● **Exercise inputs**
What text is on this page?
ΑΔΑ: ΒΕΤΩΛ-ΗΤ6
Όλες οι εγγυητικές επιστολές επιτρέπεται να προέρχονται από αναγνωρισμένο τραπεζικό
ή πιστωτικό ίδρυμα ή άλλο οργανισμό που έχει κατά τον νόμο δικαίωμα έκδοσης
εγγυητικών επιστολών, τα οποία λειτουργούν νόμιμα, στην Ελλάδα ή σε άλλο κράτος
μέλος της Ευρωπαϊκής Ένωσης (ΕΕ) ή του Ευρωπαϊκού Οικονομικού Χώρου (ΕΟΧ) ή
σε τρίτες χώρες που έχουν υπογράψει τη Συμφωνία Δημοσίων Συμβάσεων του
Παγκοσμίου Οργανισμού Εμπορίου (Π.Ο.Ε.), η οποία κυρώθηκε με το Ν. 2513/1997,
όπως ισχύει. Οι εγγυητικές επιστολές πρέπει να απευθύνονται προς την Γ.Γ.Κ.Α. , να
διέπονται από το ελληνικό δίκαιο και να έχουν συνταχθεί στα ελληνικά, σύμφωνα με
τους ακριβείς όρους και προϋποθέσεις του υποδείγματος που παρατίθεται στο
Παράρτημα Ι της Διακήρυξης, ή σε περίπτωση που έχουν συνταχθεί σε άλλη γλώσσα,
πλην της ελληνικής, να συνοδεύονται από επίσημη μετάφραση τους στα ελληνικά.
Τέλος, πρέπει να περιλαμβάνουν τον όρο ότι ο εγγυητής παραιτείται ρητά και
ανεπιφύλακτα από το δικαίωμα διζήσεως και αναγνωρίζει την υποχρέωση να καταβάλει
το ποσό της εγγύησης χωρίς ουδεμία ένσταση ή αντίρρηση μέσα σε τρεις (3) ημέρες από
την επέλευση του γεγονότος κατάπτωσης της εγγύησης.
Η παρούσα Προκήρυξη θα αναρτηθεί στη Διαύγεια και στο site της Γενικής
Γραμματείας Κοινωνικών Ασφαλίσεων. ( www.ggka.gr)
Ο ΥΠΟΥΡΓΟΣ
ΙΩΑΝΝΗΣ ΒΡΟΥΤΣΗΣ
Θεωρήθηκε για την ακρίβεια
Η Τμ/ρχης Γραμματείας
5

● **Given problem**
Please quote the records above exactly, without skipping a line.

● **Output**
What text is on this page?
ΑΔΑ: ΒΕΤΩΛ-ΗΤ6
Όλες οι εγγυητικές επιστολές επιτρέπεται να προέρχονται από αναγνωρισμένο τραπεζικό
ή πιστωτικό ίδρυμα ή άλλο οργανισμό που έχει κατά τον νόμο δικαίωμα έκδοσης
εγγυητικών επιστολών, τα οποία λειτουργούν νόμιμα, στην Ελλάδα ή σε άλλο κράτος
μέλος της Ευρωπαϊκής Ένωσης (ΕΕ) ή του Ευρωπαϊκού Οικονομικού Χώρου (ΕΟΧ) ή
σε τρίτες χώρες που έχουν υπογράψει τη Συμφωνία Δημοσίων Συμβάσεων του
Παγκοσμίου Οργανισμού Εμπορίου (Π.Ο.Ε.), η οποία κυρώθηκε με το Ν. 2513/1997,
όπως ισχύει. Οι εγγυητικές επιστολές πρέπει να απευθύνονται προς την Γ.Γ.Κ.Α. , να
διέπονται από το ελληνικό δίκαιο και να έχουν συνταχθεί στα ελληνικά, σύμφωνα με
τους ακριβείς όρους και προϋποθέσεις του υποδείγματος που παρατίθεται στο
Παράρτημα Ι της Διακήρυξης, ή σε περίπτωση που έχουν συνταχθεί σε άλλη γλώσσα,
πλην της ελληνικής, να συνοδεύονται από επίσημη μετάφραση τους στα ελληνικά.
Τέλος, πρέπει να περιλαμβάνουν τον όρο ότι ο εγγυητής παραιτείται ρητά και
ανεπιφύλακτα από το δικαίωμα διζήσεως και αναγνωρίζει την υποχρέωση να καταβάλει
το ποσό της εγγύησης χωρίς ουδεμία ένσταση ή αντίρρηση μέσα σε τρεις (3) ημέρες από
την επέλευση του γεγονότος κατάπτωσης της εγγύησης.
Η παρούσα Προκήρυξη θα αναρτηθεί στη Διαύγεια και στο site της Γενικής
Γραμματείας Κοινωνικών Ασφαλίσεων. ( www.ggka.gr)
Ο ΥΠΟΥΡΓΟΣ
ΙΩΑΝΝΗΣ ΒΡΟΥΤΣΗΣ
Θεωρήθηκε για την ακρίβεια
Η Τμ/ρχης Γραμματείας
5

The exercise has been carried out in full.